**What to do**
Tell how many lines in the data below hold the string "label"; give nothing but the number.

Stored data
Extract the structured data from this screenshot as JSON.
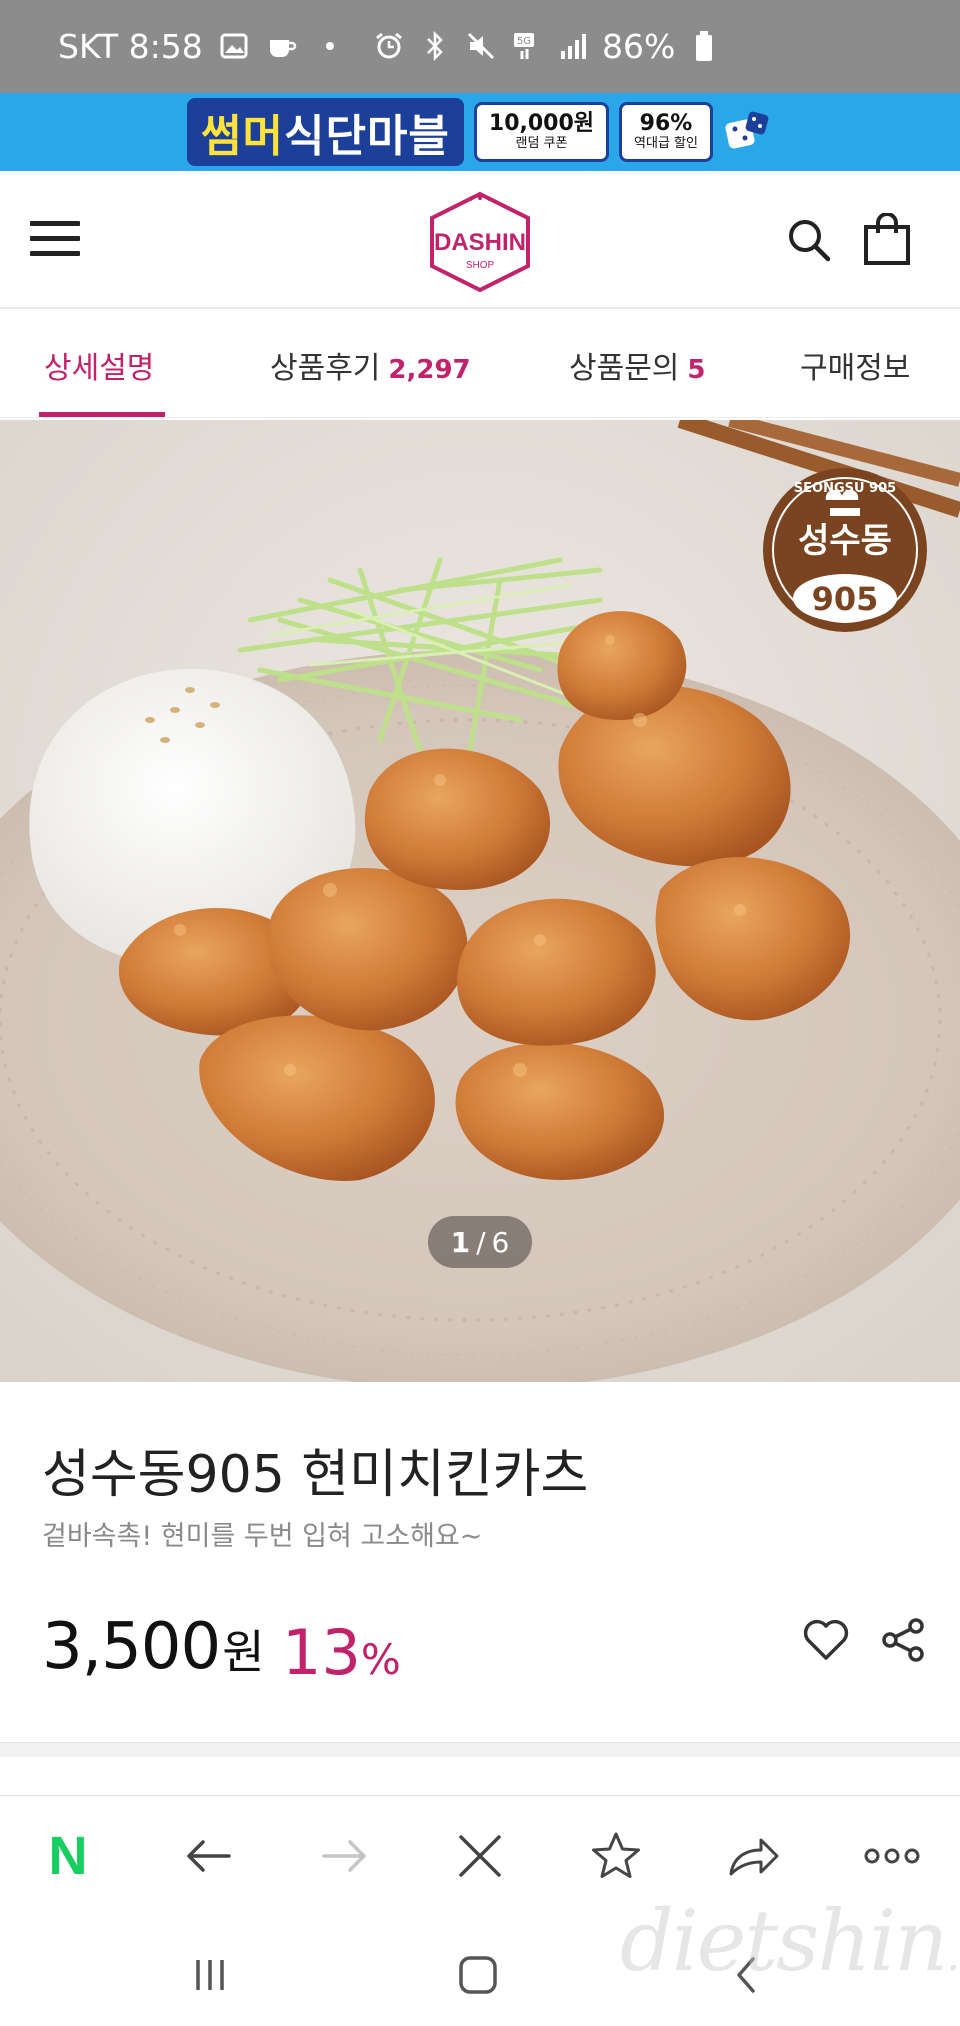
{
  "status_bar": {
    "carrier_time": "SKT 8:58",
    "battery": "86%"
  },
  "banner": {
    "title_part1": "썸머",
    "title_part2": "식단마블",
    "coupon1_big": "10,000원",
    "coupon1_small": "랜덤 쿠폰",
    "coupon2_big": "96%",
    "coupon2_small": "역대급 할인"
  },
  "header": {
    "logo_text": "DASHIN",
    "logo_sub": "SHOP"
  },
  "tabs": [
    {
      "label": "상세설명",
      "count": ""
    },
    {
      "label": "상품후기",
      "count": "2,297"
    },
    {
      "label": "상품문의",
      "count": "5"
    },
    {
      "label": "구매정보",
      "count": ""
    }
  ],
  "hero": {
    "badge_top": "SEONGSU 905",
    "badge_mid": "성수동",
    "badge_num": "905",
    "pager_current": "1",
    "pager_sep": "/",
    "pager_total": "6"
  },
  "product": {
    "name": "성수동905 현미치킨카츠",
    "description": "겉바속촉! 현미를 두번 입혀 고소해요~",
    "price": "3,500",
    "price_unit": "원",
    "discount": "13",
    "discount_unit": "%"
  },
  "browser": {
    "home_logo": "N"
  },
  "watermark": {
    "main": "dietshin",
    "suffix": ".com"
  },
  "colors": {
    "accent": "#c2226a",
    "banner_bg": "#2aa7e8",
    "status_bg": "#8c8c8c"
  }
}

**Answer to the exercise**
4